→ **Goal**
List all lines of the data containing the word "subtitle".

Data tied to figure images
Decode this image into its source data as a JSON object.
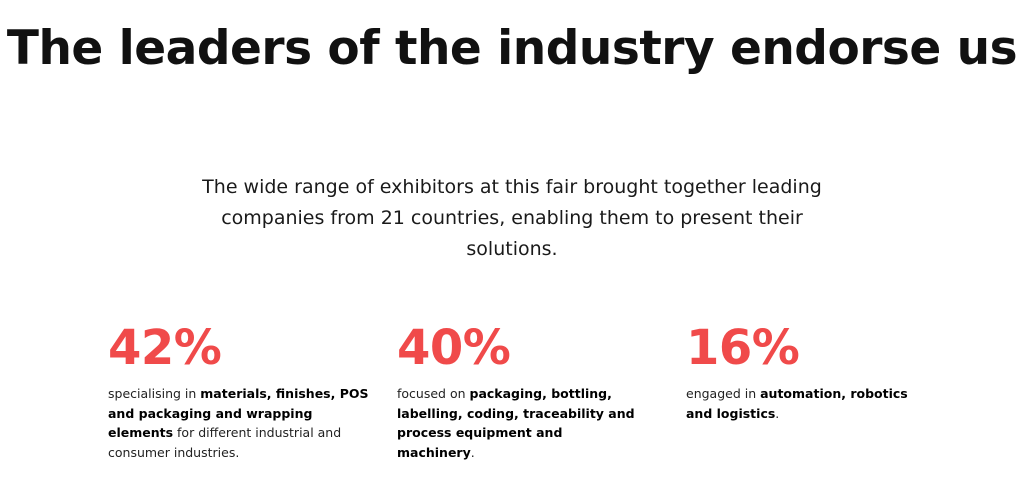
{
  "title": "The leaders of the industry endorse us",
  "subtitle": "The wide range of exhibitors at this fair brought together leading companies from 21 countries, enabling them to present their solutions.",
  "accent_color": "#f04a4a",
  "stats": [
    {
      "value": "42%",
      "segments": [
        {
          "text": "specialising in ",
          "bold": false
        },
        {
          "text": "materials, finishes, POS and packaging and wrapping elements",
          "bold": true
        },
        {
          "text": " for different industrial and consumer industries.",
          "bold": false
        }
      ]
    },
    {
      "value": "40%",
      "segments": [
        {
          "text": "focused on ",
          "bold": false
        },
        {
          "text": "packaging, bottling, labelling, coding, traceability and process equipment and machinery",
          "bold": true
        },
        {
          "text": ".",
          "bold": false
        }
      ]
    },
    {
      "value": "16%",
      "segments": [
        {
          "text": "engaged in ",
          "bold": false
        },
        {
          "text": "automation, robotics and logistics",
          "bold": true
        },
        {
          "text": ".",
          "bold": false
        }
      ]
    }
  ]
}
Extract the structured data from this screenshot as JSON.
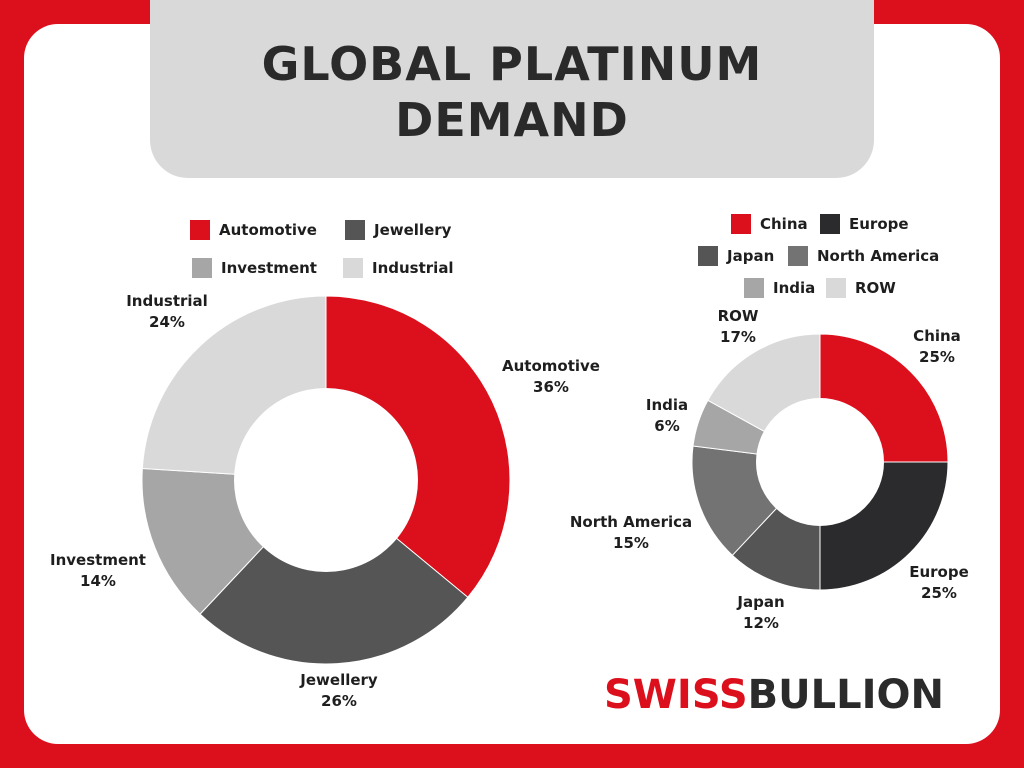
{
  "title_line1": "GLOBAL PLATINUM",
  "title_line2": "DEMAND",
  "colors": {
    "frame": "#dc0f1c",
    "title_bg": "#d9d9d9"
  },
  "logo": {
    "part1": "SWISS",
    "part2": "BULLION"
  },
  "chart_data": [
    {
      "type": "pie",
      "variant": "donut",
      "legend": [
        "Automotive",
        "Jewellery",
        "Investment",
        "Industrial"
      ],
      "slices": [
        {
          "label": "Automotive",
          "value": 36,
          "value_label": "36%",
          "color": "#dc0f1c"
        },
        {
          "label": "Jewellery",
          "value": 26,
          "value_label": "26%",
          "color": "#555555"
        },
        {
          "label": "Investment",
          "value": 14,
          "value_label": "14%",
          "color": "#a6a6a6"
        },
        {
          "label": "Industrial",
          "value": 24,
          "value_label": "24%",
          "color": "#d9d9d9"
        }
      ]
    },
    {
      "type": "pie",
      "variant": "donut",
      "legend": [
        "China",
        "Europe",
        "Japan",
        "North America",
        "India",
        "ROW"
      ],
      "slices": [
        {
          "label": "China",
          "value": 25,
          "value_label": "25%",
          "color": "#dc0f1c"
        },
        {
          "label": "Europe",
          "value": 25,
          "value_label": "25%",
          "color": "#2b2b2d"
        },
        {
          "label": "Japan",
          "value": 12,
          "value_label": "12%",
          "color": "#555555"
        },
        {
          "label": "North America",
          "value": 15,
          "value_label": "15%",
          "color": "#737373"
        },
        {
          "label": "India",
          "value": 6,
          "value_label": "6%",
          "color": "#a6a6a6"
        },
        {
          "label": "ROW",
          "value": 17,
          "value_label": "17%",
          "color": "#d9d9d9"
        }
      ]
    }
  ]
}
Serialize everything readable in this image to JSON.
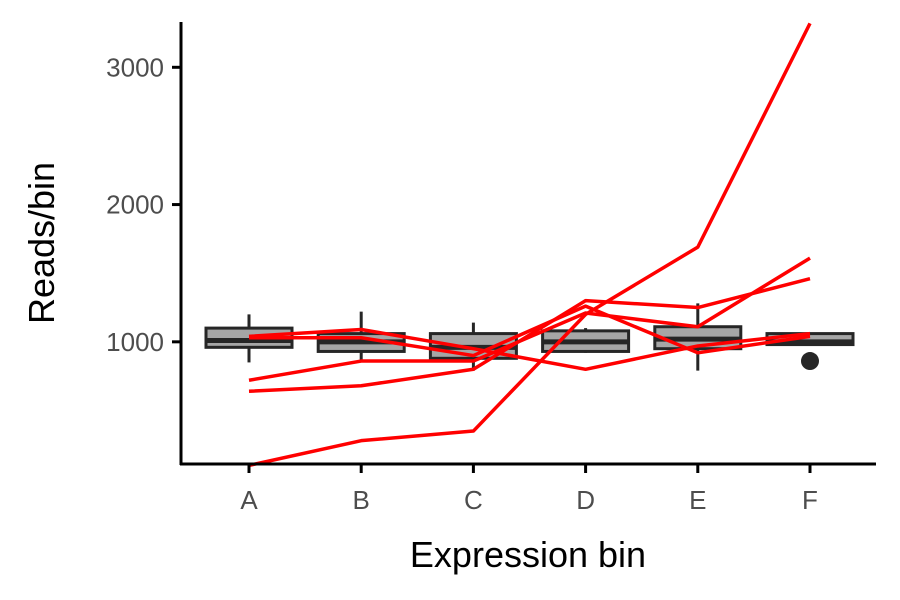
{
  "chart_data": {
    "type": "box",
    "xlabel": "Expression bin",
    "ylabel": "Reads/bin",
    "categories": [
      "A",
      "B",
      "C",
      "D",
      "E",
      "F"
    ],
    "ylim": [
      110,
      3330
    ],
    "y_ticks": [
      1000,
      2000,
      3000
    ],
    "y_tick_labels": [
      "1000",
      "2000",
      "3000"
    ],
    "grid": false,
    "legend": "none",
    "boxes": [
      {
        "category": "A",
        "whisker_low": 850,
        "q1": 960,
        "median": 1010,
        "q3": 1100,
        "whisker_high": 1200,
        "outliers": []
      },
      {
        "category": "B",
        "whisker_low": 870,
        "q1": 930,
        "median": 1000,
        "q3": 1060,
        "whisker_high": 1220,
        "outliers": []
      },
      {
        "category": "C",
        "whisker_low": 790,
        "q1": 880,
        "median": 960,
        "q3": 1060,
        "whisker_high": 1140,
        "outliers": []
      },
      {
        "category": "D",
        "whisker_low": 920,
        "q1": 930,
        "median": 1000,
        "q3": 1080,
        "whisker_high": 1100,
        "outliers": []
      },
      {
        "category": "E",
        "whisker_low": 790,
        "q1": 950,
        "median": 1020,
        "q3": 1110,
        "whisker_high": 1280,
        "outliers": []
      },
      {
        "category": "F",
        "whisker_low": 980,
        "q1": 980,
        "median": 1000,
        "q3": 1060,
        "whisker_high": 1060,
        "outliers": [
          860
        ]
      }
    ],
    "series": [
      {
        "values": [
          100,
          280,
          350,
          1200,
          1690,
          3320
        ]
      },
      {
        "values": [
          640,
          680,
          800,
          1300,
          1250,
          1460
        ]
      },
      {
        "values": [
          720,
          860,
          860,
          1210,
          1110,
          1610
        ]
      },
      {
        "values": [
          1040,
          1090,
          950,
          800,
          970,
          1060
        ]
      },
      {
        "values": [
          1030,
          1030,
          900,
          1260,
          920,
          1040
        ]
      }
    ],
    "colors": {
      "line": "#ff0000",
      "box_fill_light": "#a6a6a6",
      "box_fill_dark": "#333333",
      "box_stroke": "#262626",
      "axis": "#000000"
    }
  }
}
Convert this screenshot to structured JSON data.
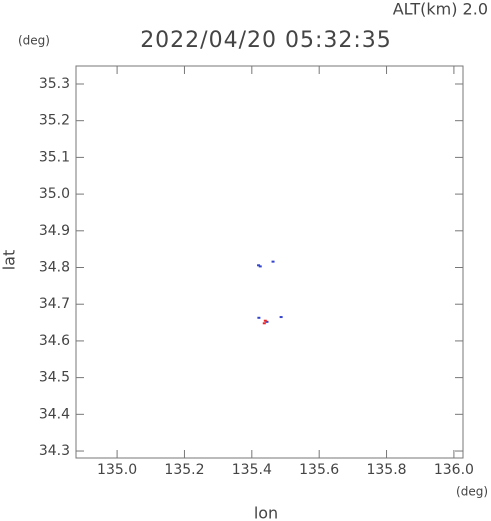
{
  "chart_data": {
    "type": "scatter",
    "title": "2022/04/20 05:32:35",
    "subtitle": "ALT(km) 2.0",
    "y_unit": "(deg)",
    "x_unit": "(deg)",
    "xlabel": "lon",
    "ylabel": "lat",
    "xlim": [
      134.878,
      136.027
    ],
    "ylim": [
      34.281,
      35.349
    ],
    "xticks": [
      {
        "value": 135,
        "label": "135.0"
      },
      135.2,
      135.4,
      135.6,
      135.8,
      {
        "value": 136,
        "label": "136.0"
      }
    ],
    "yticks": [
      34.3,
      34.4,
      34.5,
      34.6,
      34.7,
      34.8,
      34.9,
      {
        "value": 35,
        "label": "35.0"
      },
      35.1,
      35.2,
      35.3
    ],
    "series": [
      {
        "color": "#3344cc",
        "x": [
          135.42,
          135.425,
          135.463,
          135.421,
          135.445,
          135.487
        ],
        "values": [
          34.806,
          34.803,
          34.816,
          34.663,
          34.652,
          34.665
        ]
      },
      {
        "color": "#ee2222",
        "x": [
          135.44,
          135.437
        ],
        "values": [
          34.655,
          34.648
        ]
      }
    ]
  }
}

→ **Task response**
  "subtitle": "The wide range of exhibitors at this fair brought together leading companies from 21 countries, enabling them to present their solutions.",
    "subtitle": "ALT(km) 2.0",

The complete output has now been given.